>> BEGIN Data provided

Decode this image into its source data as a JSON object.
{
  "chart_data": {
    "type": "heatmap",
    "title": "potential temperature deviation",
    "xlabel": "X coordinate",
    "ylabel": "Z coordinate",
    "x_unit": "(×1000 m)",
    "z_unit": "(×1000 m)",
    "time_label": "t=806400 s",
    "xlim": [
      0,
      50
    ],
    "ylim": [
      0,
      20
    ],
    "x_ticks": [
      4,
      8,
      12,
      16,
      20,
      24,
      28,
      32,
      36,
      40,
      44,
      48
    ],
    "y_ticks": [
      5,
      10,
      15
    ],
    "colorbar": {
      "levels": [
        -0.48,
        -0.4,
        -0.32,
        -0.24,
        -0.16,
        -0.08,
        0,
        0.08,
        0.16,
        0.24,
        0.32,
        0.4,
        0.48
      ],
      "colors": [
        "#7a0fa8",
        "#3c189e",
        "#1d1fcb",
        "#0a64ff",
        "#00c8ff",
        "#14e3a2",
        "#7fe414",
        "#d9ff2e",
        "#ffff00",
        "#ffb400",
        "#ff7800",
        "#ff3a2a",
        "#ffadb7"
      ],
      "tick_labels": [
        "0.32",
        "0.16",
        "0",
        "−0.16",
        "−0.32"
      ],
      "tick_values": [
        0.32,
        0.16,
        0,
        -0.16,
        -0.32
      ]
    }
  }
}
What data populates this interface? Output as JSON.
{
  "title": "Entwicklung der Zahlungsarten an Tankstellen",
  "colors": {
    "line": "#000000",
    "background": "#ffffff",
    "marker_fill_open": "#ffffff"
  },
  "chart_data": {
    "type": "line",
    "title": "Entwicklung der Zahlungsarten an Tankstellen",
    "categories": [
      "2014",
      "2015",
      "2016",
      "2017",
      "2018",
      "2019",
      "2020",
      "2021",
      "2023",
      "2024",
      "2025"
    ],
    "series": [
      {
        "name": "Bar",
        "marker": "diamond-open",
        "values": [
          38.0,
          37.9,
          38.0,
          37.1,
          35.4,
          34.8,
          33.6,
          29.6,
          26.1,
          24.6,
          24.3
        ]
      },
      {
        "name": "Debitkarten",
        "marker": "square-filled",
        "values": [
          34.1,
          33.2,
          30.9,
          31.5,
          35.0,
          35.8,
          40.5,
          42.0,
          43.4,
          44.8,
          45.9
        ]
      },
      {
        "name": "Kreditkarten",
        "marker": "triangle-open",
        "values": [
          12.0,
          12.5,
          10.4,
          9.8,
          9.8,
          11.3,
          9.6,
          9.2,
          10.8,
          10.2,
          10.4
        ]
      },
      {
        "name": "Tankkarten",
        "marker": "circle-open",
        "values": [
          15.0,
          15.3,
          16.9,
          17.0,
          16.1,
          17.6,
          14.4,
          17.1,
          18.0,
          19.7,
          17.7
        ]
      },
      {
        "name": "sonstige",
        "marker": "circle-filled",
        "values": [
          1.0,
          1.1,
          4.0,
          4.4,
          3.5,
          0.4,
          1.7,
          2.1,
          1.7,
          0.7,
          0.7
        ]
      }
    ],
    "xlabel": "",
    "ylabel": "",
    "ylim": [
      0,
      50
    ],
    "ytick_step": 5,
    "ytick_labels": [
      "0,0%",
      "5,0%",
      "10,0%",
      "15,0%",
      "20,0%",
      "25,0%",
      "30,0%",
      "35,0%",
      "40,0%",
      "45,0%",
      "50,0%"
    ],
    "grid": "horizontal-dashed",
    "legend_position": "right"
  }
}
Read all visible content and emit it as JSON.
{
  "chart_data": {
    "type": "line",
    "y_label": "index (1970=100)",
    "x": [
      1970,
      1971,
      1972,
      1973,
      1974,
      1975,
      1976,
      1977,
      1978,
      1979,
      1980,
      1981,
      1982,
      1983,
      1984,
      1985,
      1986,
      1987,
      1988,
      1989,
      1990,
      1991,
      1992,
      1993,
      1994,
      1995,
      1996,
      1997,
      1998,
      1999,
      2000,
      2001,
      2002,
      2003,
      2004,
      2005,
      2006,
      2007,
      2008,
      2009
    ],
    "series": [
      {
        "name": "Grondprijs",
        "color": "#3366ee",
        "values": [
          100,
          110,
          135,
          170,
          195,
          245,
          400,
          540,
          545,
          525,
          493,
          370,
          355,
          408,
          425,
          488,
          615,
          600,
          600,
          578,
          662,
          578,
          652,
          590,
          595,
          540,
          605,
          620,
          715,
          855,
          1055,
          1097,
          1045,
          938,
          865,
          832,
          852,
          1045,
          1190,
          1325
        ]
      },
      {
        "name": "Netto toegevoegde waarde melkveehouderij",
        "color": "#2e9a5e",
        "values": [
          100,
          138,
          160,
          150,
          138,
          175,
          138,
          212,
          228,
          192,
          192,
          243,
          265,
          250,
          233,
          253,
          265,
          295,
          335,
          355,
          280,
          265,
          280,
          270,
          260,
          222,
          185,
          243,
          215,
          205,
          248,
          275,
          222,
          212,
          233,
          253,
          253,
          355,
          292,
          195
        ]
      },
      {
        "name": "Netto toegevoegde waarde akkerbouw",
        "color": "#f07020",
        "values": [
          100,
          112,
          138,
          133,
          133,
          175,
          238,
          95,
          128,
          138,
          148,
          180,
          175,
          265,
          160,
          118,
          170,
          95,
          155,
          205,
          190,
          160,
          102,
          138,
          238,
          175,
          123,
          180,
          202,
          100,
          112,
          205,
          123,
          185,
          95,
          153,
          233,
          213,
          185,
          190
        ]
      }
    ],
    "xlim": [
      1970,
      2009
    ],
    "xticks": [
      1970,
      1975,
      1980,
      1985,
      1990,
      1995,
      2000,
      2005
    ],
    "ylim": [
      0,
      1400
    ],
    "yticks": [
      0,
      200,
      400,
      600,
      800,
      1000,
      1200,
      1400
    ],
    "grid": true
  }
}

>> END Data provided

Write out the entries in full, exactly as given.

**Task response**
Decode this image into its source data as a JSON object.
{
  "chart_data": {
    "type": "heatmap",
    "title": "potential temperature deviation",
    "xlabel": "X coordinate",
    "ylabel": "Z coordinate",
    "x_unit": "(×1000 m)",
    "z_unit": "(×1000 m)",
    "time_label": "t=806400 s",
    "xlim": [
      0,
      50
    ],
    "ylim": [
      0,
      20
    ],
    "x_ticks": [
      4,
      8,
      12,
      16,
      20,
      24,
      28,
      32,
      36,
      40,
      44,
      48
    ],
    "y_ticks": [
      5,
      10,
      15
    ],
    "colorbar": {
      "levels": [
        -0.48,
        -0.4,
        -0.32,
        -0.24,
        -0.16,
        -0.08,
        0,
        0.08,
        0.16,
        0.24,
        0.32,
        0.4,
        0.48
      ],
      "colors": [
        "#7a0fa8",
        "#3c189e",
        "#1d1fcb",
        "#0a64ff",
        "#00c8ff",
        "#14e3a2",
        "#7fe414",
        "#d9ff2e",
        "#ffff00",
        "#ffb400",
        "#ff7800",
        "#ff3a2a",
        "#ffadb7"
      ],
      "tick_labels": [
        "0.32",
        "0.16",
        "0",
        "−0.16",
        "−0.32"
      ],
      "tick_values": [
        0.32,
        0.16,
        0,
        -0.16,
        -0.32
      ]
    }
  }
}
What data populates this interface? Output as JSON.
{
  "title": "Entwicklung der Zahlungsarten an Tankstellen",
  "colors": {
    "line": "#000000",
    "background": "#ffffff",
    "marker_fill_open": "#ffffff"
  },
  "chart_data": {
    "type": "line",
    "title": "Entwicklung der Zahlungsarten an Tankstellen",
    "categories": [
      "2014",
      "2015",
      "2016",
      "2017",
      "2018",
      "2019",
      "2020",
      "2021",
      "2023",
      "2024",
      "2025"
    ],
    "series": [
      {
        "name": "Bar",
        "marker": "diamond-open",
        "values": [
          38.0,
          37.9,
          38.0,
          37.1,
          35.4,
          34.8,
          33.6,
          29.6,
          26.1,
          24.6,
          24.3
        ]
      },
      {
        "name": "Debitkarten",
        "marker": "square-filled",
        "values": [
          34.1,
          33.2,
          30.9,
          31.5,
          35.0,
          35.8,
          40.5,
          42.0,
          43.4,
          44.8,
          45.9
        ]
      },
      {
        "name": "Kreditkarten",
        "marker": "triangle-open",
        "values": [
          12.0,
          12.5,
          10.4,
          9.8,
          9.8,
          11.3,
          9.6,
          9.2,
          10.8,
          10.2,
          10.4
        ]
      },
      {
        "name": "Tankkarten",
        "marker": "circle-open",
        "values": [
          15.0,
          15.3,
          16.9,
          17.0,
          16.1,
          17.6,
          14.4,
          17.1,
          18.0,
          19.7,
          17.7
        ]
      },
      {
        "name": "sonstige",
        "marker": "circle-filled",
        "values": [
          1.0,
          1.1,
          4.0,
          4.4,
          3.5,
          0.4,
          1.7,
          2.1,
          1.7,
          0.7,
          0.7
        ]
      }
    ],
    "xlabel": "",
    "ylabel": "",
    "ylim": [
      0,
      50
    ],
    "ytick_step": 5,
    "ytick_labels": [
      "0,0%",
      "5,0%",
      "10,0%",
      "15,0%",
      "20,0%",
      "25,0%",
      "30,0%",
      "35,0%",
      "40,0%",
      "45,0%",
      "50,0%"
    ],
    "grid": "horizontal-dashed",
    "legend_position": "right"
  }
}
Read all visible content and emit it as JSON.
{
  "chart_data": {
    "type": "line",
    "y_label": "index (1970=100)",
    "x": [
      1970,
      1971,
      1972,
      1973,
      1974,
      1975,
      1976,
      1977,
      1978,
      1979,
      1980,
      1981,
      1982,
      1983,
      1984,
      1985,
      1986,
      1987,
      1988,
      1989,
      1990,
      1991,
      1992,
      1993,
      1994,
      1995,
      1996,
      1997,
      1998,
      1999,
      2000,
      2001,
      2002,
      2003,
      2004,
      2005,
      2006,
      2007,
      2008,
      2009
    ],
    "series": [
      {
        "name": "Grondprijs",
        "color": "#3366ee",
        "values": [
          100,
          110,
          135,
          170,
          195,
          245,
          400,
          540,
          545,
          525,
          493,
          370,
          355,
          408,
          425,
          488,
          615,
          600,
          600,
          578,
          662,
          578,
          652,
          590,
          595,
          540,
          605,
          620,
          715,
          855,
          1055,
          1097,
          1045,
          938,
          865,
          832,
          852,
          1045,
          1190,
          1325
        ]
      },
      {
        "name": "Netto toegevoegde waarde melkveehouderij",
        "color": "#2e9a5e",
        "values": [
          100,
          138,
          160,
          150,
          138,
          175,
          138,
          212,
          228,
          192,
          192,
          243,
          265,
          250,
          233,
          253,
          265,
          295,
          335,
          355,
          280,
          265,
          280,
          270,
          260,
          222,
          185,
          243,
          215,
          205,
          248,
          275,
          222,
          212,
          233,
          253,
          253,
          355,
          292,
          195
        ]
      },
      {
        "name": "Netto toegevoegde waarde akkerbouw",
        "color": "#f07020",
        "values": [
          100,
          112,
          138,
          133,
          133,
          175,
          238,
          95,
          128,
          138,
          148,
          180,
          175,
          265,
          160,
          118,
          170,
          95,
          155,
          205,
          190,
          160,
          102,
          138,
          238,
          175,
          123,
          180,
          202,
          100,
          112,
          205,
          123,
          185,
          95,
          153,
          233,
          213,
          185,
          190
        ]
      }
    ],
    "xlim": [
      1970,
      2009
    ],
    "xticks": [
      1970,
      1975,
      1980,
      1985,
      1990,
      1995,
      2000,
      2005
    ],
    "ylim": [
      0,
      1400
    ],
    "yticks": [
      0,
      200,
      400,
      600,
      800,
      1000,
      1200,
      1400
    ],
    "grid": true
  }
}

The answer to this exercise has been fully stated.